**Task prompt**
Look through the material below. Copy each line that contains the string "What".

Collected data entries:
[BEGIN]

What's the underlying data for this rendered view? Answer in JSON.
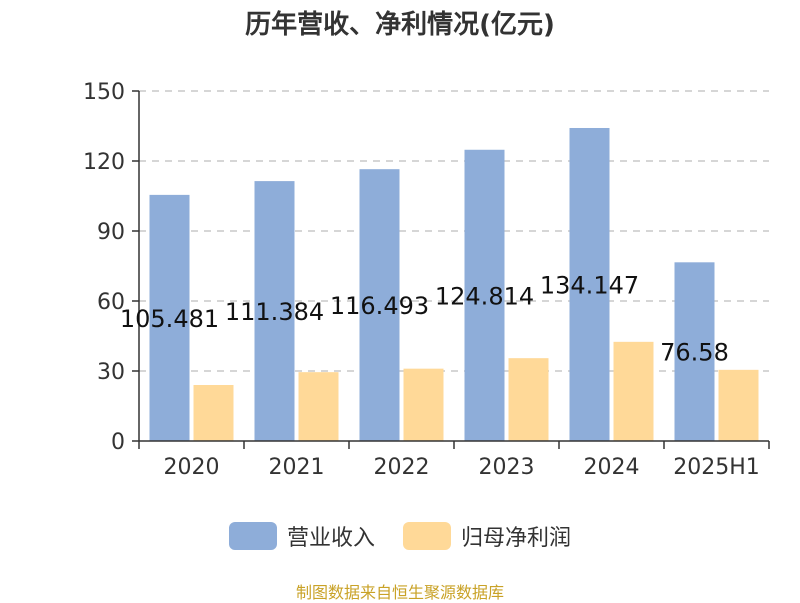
{
  "chart_data": {
    "type": "bar",
    "title": "历年营收、净利情况(亿元)",
    "categories": [
      "2020",
      "2021",
      "2022",
      "2023",
      "2024",
      "2025H1"
    ],
    "series": [
      {
        "name": "营业收入",
        "color": "#8eadd9",
        "values": [
          105.481,
          111.384,
          116.493,
          124.814,
          134.147,
          76.58
        ],
        "labels": [
          "105.481",
          "111.384",
          "116.493",
          "124.814",
          "134.147",
          "76.58"
        ]
      },
      {
        "name": "归母净利润",
        "color": "#ffd998",
        "values": [
          24,
          29.5,
          31,
          35.5,
          42.5,
          30.5
        ]
      }
    ],
    "yticks": [
      "0",
      "30",
      "60",
      "90",
      "120",
      "150"
    ],
    "ylim": [
      0,
      150
    ],
    "grid": true,
    "legend": "bottom"
  },
  "source": "制图数据来自恒生聚源数据库"
}
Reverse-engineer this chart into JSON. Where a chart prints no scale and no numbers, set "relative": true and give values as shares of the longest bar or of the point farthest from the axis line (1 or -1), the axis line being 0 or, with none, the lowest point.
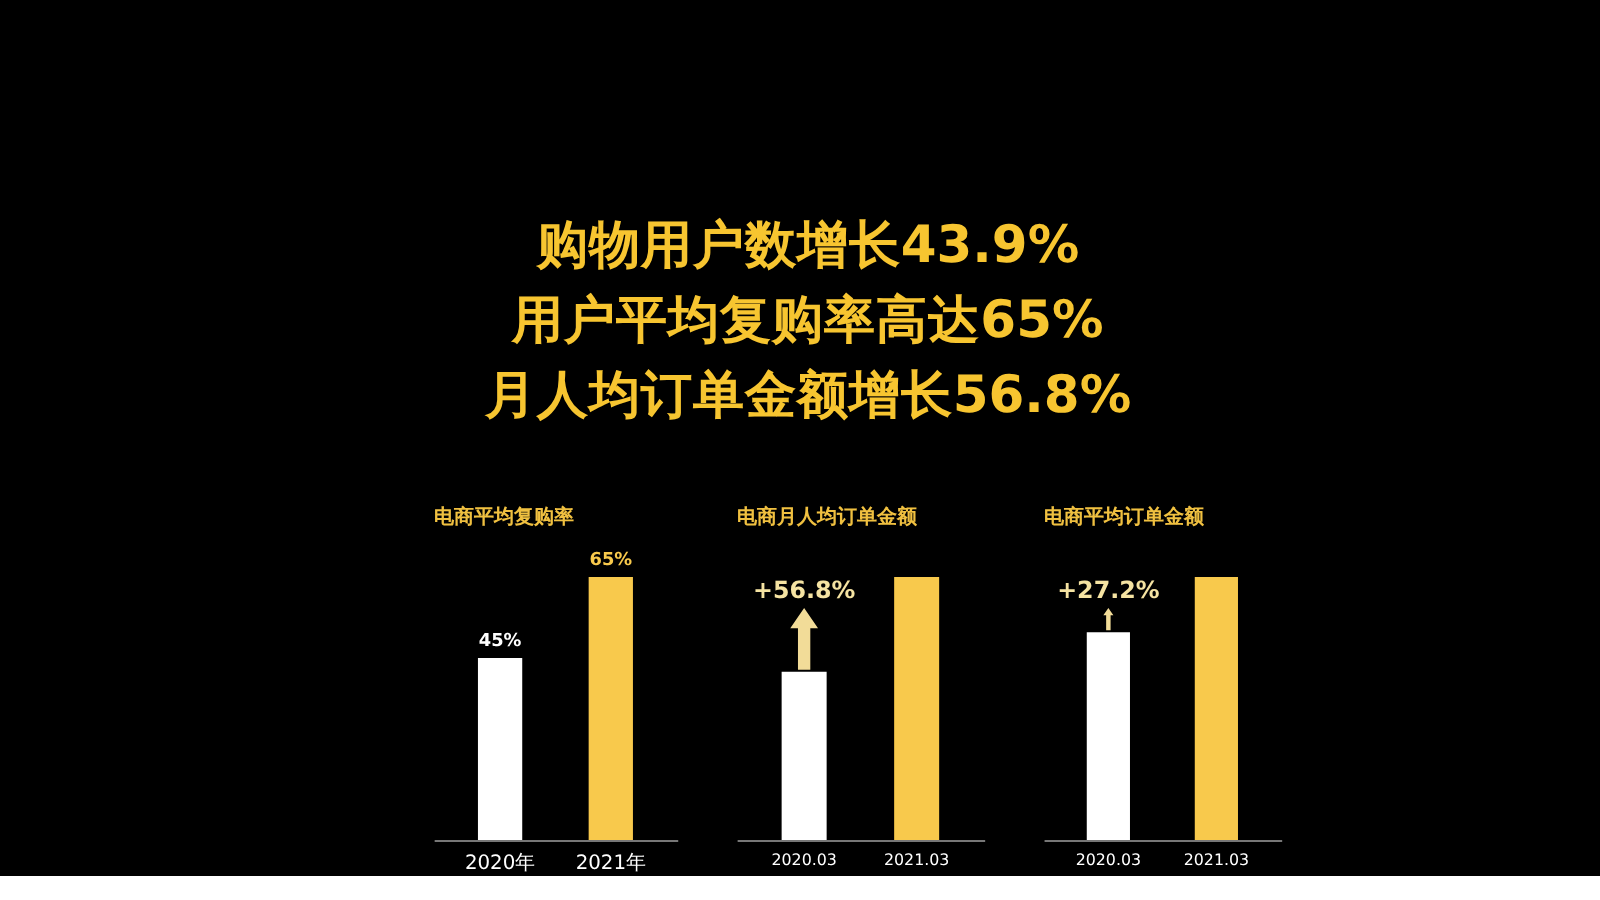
{
  "chart_data": [
    {
      "type": "other",
      "annotations": [
        "购物用户数增长43.9%",
        "用户平均复购率高达65%",
        "月人均订单金额增长56.8%"
      ]
    },
    {
      "type": "bar",
      "title": "电商平均复购率",
      "categories": [
        "2020年",
        "2021年"
      ],
      "values": [
        45,
        65
      ],
      "colors": [
        "#ffffff",
        "#f8c94c"
      ],
      "value_labels": [
        "45%",
        "65%"
      ]
    },
    {
      "type": "bar",
      "title": "电商月人均订单金额",
      "categories": [
        "2020.03",
        "2021.03"
      ],
      "values": [
        0.64,
        1
      ],
      "colors": [
        "#ffffff",
        "#f8c94c"
      ],
      "relative": true,
      "annotations": [
        "+56.8%"
      ]
    },
    {
      "type": "bar",
      "title": "电商平均订单金额",
      "categories": [
        "2020.03",
        "2021.03"
      ],
      "values": [
        0.79,
        1
      ],
      "colors": [
        "#ffffff",
        "#f8c94c"
      ],
      "relative": true,
      "annotations": [
        "+27.2%"
      ]
    }
  ]
}
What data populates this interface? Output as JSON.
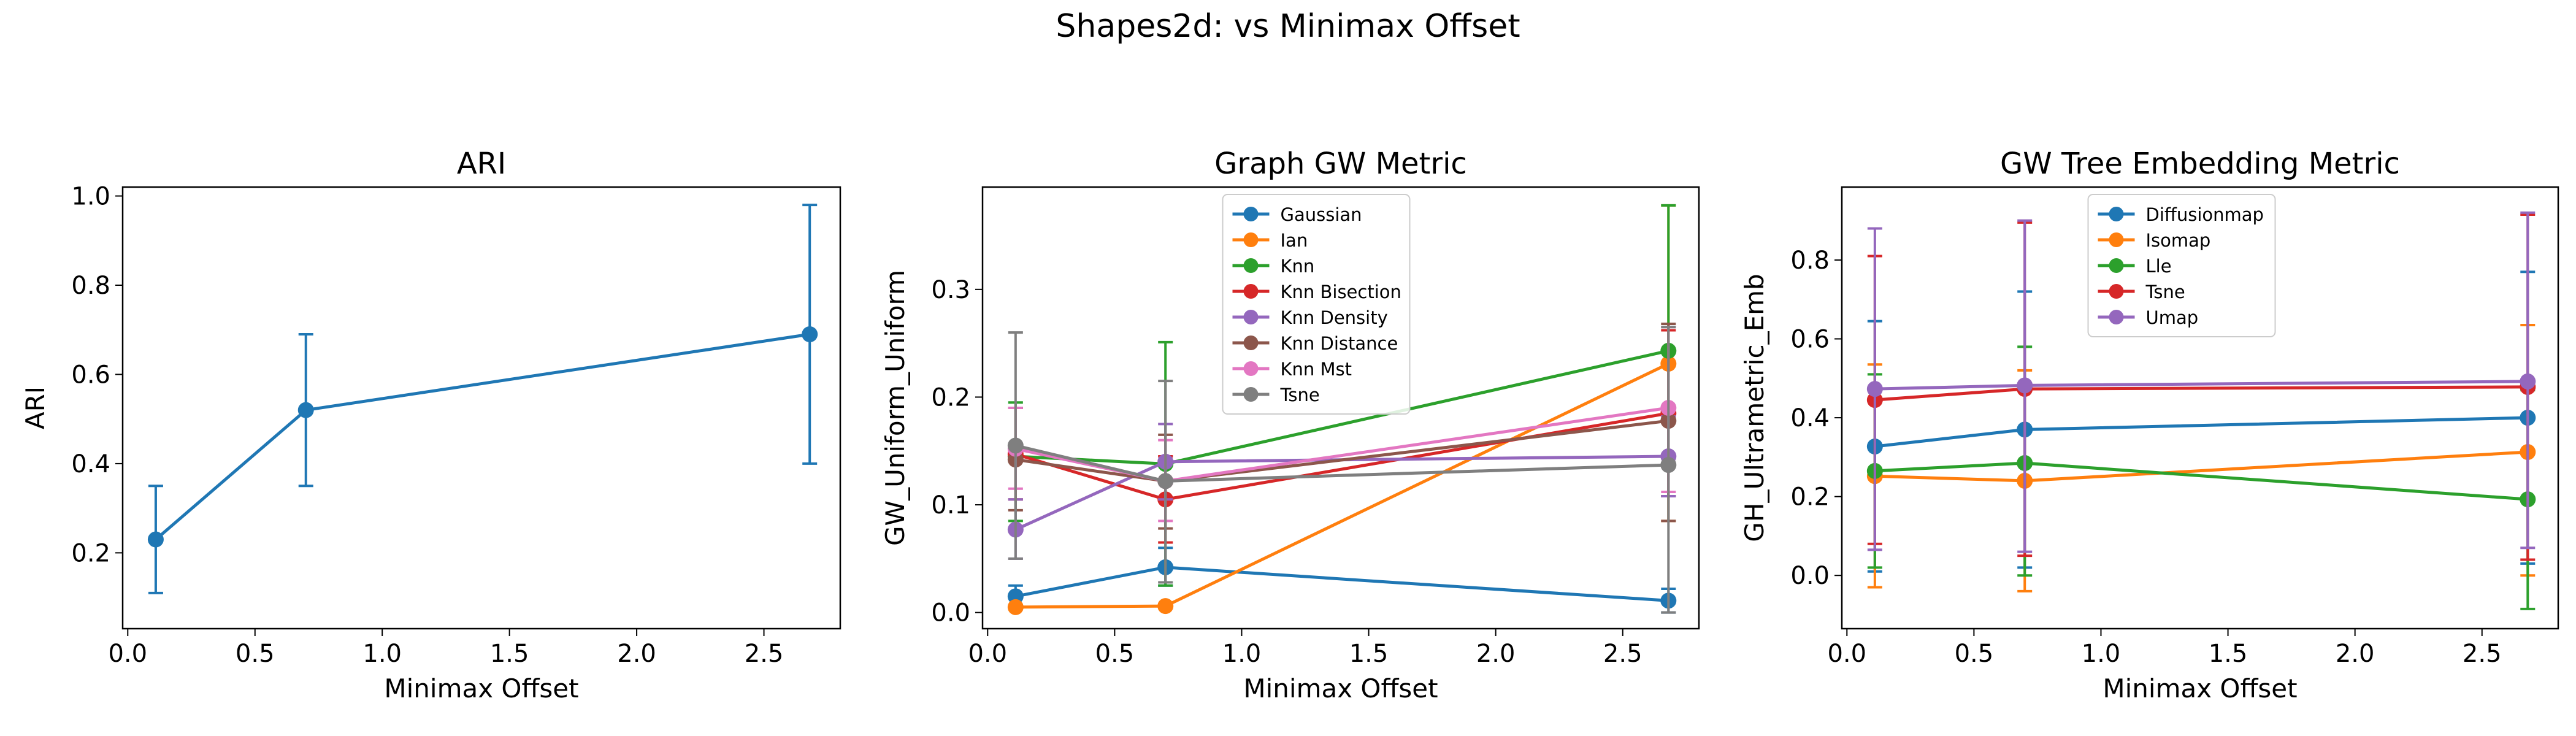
{
  "suptitle": "Shapes2d: vs Minimax Offset",
  "colors": {
    "blue": "#1f77b4",
    "orange": "#ff7f0e",
    "green": "#2ca02c",
    "red": "#d62728",
    "purple": "#9467bd",
    "brown": "#8c564b",
    "pink": "#e377c2",
    "gray": "#7f7f7f"
  },
  "chart_data": [
    {
      "type": "line",
      "title": "ARI",
      "xlabel": "Minimax Offset",
      "ylabel": "ARI",
      "xlim": [
        -0.02,
        2.8
      ],
      "ylim": [
        0.03,
        1.02
      ],
      "xticks": [
        "0.0",
        "0.5",
        "1.0",
        "1.5",
        "2.0",
        "2.5"
      ],
      "yticks": [
        "0.2",
        "0.4",
        "0.6",
        "0.8",
        "1.0"
      ],
      "x": [
        0.11,
        0.7,
        2.68
      ],
      "legend": "none",
      "grid": false,
      "series": [
        {
          "color": "blue",
          "values": [
            0.23,
            0.52,
            0.69
          ],
          "err_low": [
            0.11,
            0.35,
            0.4
          ],
          "err_high": [
            0.35,
            0.69,
            0.98
          ]
        }
      ]
    },
    {
      "type": "line",
      "title": "Graph GW Metric",
      "xlabel": "Minimax Offset",
      "ylabel": "GW_Uniform_Uniform",
      "xlim": [
        -0.02,
        2.8
      ],
      "ylim": [
        -0.015,
        0.395
      ],
      "xticks": [
        "0.0",
        "0.5",
        "1.0",
        "1.5",
        "2.0",
        "2.5"
      ],
      "yticks": [
        "0.0",
        "0.1",
        "0.2",
        "0.3"
      ],
      "x": [
        0.11,
        0.7,
        2.68
      ],
      "legend": "upper-center",
      "grid": false,
      "series": [
        {
          "name": "Gaussian",
          "color": "blue",
          "values": [
            0.015,
            0.042,
            0.011
          ],
          "err_low": [
            0.005,
            0.025,
            0.0
          ],
          "err_high": [
            0.025,
            0.06,
            0.022
          ]
        },
        {
          "name": "Ian",
          "color": "orange",
          "values": [
            0.005,
            0.006,
            0.231
          ],
          "err_low": [
            0.003,
            0.004,
            0.085
          ],
          "err_high": [
            0.007,
            0.008,
            0.378
          ]
        },
        {
          "name": "Knn",
          "color": "green",
          "values": [
            0.145,
            0.138,
            0.243
          ],
          "err_low": [
            0.085,
            0.025,
            0.108
          ],
          "err_high": [
            0.195,
            0.251,
            0.378
          ]
        },
        {
          "name": "Knn Bisection",
          "color": "red",
          "values": [
            0.147,
            0.105,
            0.185
          ],
          "err_low": [
            0.105,
            0.065,
            0.108
          ],
          "err_high": [
            0.19,
            0.145,
            0.262
          ]
        },
        {
          "name": "Knn Density",
          "color": "purple",
          "values": [
            0.077,
            0.14,
            0.145
          ],
          "err_low": [
            0.05,
            0.105,
            0.108
          ],
          "err_high": [
            0.105,
            0.175,
            0.182
          ]
        },
        {
          "name": "Knn Distance",
          "color": "brown",
          "values": [
            0.142,
            0.122,
            0.178
          ],
          "err_low": [
            0.095,
            0.078,
            0.085
          ],
          "err_high": [
            0.19,
            0.165,
            0.268
          ]
        },
        {
          "name": "Knn Mst",
          "color": "pink",
          "values": [
            0.152,
            0.122,
            0.19
          ],
          "err_low": [
            0.115,
            0.085,
            0.112
          ],
          "err_high": [
            0.19,
            0.16,
            0.265
          ]
        },
        {
          "name": "Tsne",
          "color": "gray",
          "values": [
            0.155,
            0.122,
            0.137
          ],
          "err_low": [
            0.05,
            0.028,
            0.0
          ],
          "err_high": [
            0.26,
            0.215,
            0.265
          ]
        }
      ]
    },
    {
      "type": "line",
      "title": "GW Tree Embedding Metric",
      "xlabel": "Minimax Offset",
      "ylabel": "GH_Ultrametric_Emb",
      "xlim": [
        -0.02,
        2.8
      ],
      "ylim": [
        -0.135,
        0.985
      ],
      "xticks": [
        "0.0",
        "0.5",
        "1.0",
        "1.5",
        "2.0",
        "2.5"
      ],
      "yticks": [
        "0.0",
        "0.2",
        "0.4",
        "0.6",
        "0.8"
      ],
      "x": [
        0.11,
        0.7,
        2.68
      ],
      "legend": "upper-center",
      "grid": false,
      "series": [
        {
          "name": "Diffusionmap",
          "color": "blue",
          "values": [
            0.327,
            0.37,
            0.4
          ],
          "err_low": [
            0.01,
            0.02,
            0.03
          ],
          "err_high": [
            0.645,
            0.72,
            0.77
          ]
        },
        {
          "name": "Isomap",
          "color": "orange",
          "values": [
            0.252,
            0.24,
            0.313
          ],
          "err_low": [
            -0.03,
            -0.04,
            0.0
          ],
          "err_high": [
            0.535,
            0.52,
            0.635
          ]
        },
        {
          "name": "Lle",
          "color": "green",
          "values": [
            0.265,
            0.285,
            0.193
          ],
          "err_low": [
            0.02,
            0.0,
            -0.085
          ],
          "err_high": [
            0.51,
            0.58,
            0.47
          ]
        },
        {
          "name": "Tsne",
          "color": "red",
          "values": [
            0.445,
            0.473,
            0.478
          ],
          "err_low": [
            0.08,
            0.05,
            0.04
          ],
          "err_high": [
            0.81,
            0.895,
            0.915
          ]
        },
        {
          "name": "Umap",
          "color": "purple",
          "values": [
            0.473,
            0.482,
            0.492
          ],
          "err_low": [
            0.065,
            0.06,
            0.07
          ],
          "err_high": [
            0.88,
            0.9,
            0.92
          ]
        }
      ]
    }
  ]
}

[END]

**Response for this exercise**
What's the underlying data for this rendered view? Answer in JSON.
What data populates this interface? Output as JSON.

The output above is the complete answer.